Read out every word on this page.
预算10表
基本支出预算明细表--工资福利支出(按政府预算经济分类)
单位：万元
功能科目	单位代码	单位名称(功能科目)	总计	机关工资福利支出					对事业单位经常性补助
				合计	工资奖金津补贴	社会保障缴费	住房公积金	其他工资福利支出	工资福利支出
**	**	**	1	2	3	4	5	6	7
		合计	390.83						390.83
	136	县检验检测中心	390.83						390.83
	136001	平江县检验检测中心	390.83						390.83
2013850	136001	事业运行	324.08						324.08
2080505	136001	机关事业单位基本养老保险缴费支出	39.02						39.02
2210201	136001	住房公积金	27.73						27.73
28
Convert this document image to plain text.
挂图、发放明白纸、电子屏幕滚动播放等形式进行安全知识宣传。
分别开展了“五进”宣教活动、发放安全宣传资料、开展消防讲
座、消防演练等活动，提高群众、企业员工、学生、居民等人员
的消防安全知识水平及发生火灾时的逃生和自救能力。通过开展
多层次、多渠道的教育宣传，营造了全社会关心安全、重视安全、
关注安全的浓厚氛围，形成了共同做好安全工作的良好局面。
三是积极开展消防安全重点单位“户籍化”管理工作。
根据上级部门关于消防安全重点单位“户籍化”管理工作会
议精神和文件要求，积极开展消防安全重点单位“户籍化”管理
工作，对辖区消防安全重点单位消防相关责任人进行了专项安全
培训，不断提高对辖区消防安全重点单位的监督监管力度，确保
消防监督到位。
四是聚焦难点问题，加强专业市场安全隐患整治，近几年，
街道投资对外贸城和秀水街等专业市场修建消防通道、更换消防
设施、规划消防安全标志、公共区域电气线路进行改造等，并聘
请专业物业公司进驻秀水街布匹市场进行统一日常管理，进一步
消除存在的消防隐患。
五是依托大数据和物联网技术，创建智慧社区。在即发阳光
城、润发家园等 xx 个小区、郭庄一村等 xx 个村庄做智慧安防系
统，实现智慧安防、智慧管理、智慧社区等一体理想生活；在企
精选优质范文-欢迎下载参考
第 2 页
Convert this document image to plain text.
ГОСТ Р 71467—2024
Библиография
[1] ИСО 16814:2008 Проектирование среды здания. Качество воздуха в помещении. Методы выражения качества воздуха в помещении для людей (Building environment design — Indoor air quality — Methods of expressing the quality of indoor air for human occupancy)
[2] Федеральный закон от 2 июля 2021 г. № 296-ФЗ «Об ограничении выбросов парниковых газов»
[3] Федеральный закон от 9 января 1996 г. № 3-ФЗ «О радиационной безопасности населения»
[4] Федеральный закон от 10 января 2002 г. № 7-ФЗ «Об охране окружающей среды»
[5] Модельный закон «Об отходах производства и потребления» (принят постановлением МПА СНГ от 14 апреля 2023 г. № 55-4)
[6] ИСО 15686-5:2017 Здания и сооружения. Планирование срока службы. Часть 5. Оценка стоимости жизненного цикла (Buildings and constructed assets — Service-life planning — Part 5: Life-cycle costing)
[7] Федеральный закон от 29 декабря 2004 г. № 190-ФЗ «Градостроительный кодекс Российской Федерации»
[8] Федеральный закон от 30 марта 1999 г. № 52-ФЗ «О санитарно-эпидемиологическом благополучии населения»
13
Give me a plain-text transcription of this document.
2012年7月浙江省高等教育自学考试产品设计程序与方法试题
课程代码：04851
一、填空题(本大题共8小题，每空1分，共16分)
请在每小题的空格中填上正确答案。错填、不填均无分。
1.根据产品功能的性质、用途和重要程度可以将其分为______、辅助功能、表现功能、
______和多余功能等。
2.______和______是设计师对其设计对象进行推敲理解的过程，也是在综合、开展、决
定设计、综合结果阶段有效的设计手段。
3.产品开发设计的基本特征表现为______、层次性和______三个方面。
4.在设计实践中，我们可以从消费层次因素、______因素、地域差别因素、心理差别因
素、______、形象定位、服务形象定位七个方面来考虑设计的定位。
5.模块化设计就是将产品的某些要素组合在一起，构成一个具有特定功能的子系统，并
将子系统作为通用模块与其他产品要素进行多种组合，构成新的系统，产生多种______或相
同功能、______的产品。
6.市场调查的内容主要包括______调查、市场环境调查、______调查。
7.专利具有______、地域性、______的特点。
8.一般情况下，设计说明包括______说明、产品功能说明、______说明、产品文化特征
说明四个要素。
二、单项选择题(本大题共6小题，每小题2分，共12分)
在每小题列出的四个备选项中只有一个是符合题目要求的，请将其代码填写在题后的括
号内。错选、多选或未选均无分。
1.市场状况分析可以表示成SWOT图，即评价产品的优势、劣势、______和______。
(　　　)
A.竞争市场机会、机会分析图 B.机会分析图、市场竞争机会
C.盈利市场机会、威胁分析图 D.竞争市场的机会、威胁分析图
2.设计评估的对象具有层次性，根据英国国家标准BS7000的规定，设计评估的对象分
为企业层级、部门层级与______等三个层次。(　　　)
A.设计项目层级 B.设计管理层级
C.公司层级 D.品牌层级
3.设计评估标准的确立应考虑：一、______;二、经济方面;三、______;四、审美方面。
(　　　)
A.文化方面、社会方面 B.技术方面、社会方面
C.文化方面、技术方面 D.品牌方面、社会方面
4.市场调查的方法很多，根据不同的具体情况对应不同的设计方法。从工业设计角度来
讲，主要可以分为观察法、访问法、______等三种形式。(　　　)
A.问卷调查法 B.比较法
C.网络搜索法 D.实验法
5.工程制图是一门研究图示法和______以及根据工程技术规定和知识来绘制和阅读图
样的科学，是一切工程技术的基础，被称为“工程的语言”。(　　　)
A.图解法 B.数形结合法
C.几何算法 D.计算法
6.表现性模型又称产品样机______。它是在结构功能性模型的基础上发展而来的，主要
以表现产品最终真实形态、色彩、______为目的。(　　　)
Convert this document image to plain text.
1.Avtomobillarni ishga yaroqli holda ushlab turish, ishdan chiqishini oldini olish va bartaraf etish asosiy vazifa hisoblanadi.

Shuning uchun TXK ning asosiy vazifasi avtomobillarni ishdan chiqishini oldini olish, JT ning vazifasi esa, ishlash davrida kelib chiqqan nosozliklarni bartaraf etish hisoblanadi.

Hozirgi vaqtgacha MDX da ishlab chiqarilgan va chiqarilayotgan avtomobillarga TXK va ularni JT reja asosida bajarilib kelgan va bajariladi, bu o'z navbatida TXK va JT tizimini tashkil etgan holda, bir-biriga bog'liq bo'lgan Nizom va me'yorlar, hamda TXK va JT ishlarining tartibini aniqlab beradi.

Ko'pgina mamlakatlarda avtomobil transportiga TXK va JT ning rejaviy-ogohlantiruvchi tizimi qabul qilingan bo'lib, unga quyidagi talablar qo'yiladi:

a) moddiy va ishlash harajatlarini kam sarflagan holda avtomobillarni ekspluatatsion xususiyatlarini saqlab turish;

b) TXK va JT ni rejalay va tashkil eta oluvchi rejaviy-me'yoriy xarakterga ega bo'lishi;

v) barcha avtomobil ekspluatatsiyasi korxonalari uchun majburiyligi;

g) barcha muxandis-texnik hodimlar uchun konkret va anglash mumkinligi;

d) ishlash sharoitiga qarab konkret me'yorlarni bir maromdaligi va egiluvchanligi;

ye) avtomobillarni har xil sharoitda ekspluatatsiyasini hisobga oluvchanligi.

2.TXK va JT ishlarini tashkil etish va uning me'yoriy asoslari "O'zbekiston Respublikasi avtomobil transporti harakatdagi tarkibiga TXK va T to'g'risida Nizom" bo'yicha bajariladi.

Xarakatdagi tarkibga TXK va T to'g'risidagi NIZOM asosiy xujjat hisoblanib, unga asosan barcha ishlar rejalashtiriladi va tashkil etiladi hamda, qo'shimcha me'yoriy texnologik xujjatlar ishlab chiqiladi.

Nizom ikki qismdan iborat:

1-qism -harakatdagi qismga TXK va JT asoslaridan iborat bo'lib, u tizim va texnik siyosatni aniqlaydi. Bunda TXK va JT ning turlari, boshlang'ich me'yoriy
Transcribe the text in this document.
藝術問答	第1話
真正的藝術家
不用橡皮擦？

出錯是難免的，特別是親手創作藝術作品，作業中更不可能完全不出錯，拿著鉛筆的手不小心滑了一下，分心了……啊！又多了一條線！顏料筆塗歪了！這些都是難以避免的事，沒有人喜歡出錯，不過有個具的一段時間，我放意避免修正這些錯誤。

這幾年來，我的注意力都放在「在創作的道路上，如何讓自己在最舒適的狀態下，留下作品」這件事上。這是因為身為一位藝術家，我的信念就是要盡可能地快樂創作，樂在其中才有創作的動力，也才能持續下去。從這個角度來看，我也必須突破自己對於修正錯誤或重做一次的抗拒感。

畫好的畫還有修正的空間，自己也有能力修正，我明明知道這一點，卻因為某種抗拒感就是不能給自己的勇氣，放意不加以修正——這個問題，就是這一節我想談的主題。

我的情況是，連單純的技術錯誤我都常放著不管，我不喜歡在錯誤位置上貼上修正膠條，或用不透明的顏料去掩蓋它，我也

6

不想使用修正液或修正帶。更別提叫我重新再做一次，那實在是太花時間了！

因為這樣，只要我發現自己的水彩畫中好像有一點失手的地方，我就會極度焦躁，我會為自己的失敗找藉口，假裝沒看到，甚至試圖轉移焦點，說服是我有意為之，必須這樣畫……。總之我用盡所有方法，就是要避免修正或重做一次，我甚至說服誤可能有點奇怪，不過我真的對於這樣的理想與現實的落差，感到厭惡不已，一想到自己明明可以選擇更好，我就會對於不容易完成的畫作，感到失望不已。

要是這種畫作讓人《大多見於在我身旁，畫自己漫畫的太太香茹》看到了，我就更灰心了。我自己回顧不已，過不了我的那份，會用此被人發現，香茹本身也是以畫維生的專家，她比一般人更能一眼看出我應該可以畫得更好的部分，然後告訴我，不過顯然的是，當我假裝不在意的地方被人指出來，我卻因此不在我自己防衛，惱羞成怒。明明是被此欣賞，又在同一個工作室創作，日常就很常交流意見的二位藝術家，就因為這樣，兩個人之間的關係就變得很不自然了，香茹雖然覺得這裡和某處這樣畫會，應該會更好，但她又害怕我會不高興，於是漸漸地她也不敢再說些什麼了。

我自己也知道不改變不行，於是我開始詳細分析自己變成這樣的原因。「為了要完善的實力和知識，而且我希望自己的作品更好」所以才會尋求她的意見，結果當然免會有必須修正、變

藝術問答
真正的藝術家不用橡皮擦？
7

### What you need to do
Find the line containing "Transcribe the text in this document.", then output it and every line after it to the end of the data, exactly.

### Expected answer
Transcribe the text in this document.
藝術問答	第1話
真正的藝術家
不用橡皮擦？

出錯是難免的，特別是親手創作藝術作品，作業中更不可能完全不出錯，拿著鉛筆的手不小心滑了一下，分心了……啊！又多了一條線！顏料筆塗歪了！這些都是難以避免的事，沒有人喜歡出錯，不過有個具的一段時間，我放意避免修正這些錯誤。

這幾年來，我的注意力都放在「在創作的道路上，如何讓自己在最舒適的狀態下，留下作品」這件事上。這是因為身為一位藝術家，我的信念就是要盡可能地快樂創作，樂在其中才有創作的動力，也才能持續下去。從這個角度來看，我也必須突破自己對於修正錯誤或重做一次的抗拒感。

畫好的畫還有修正的空間，自己也有能力修正，我明明知道這一點，卻因為某種抗拒感就是不能給自己的勇氣，放意不加以修正——這個問題，就是這一節我想談的主題。

我的情況是，連單純的技術錯誤我都常放著不管，我不喜歡在錯誤位置上貼上修正膠條，或用不透明的顏料去掩蓋它，我也

6

不想使用修正液或修正帶。更別提叫我重新再做一次，那實在是太花時間了！

因為這樣，只要我發現自己的水彩畫中好像有一點失手的地方，我就會極度焦躁，我會為自己的失敗找藉口，假裝沒看到，甚至試圖轉移焦點，說服是我有意為之，必須這樣畫……。總之我用盡所有方法，就是要避免修正或重做一次，我甚至說服誤可能有點奇怪，不過我真的對於這樣的理想與現實的落差，感到厭惡不已，一想到自己明明可以選擇更好，我就會對於不容易完成的畫作，感到失望不已。

要是這種畫作讓人《大多見於在我身旁，畫自己漫畫的太太香茹》看到了，我就更灰心了。我自己回顧不已，過不了我的那份，會用此被人發現，香茹本身也是以畫維生的專家，她比一般人更能一眼看出我應該可以畫得更好的部分，然後告訴我，不過顯然的是，當我假裝不在意的地方被人指出來，我卻因此不在我自己防衛，惱羞成怒。明明是被此欣賞，又在同一個工作室創作，日常就很常交流意見的二位藝術家，就因為這樣，兩個人之間的關係就變得很不自然了，香茹雖然覺得這裡和某處這樣畫會，應該會更好，但她又害怕我會不高興，於是漸漸地她也不敢再說些什麼了。

我自己也知道不改變不行，於是我開始詳細分析自己變成這樣的原因。「為了要完善的實力和知識，而且我希望自己的作品更好」所以才會尋求她的意見，結果當然免會有必須修正、變

藝術問答
真正的藝術家不用橡皮擦？
7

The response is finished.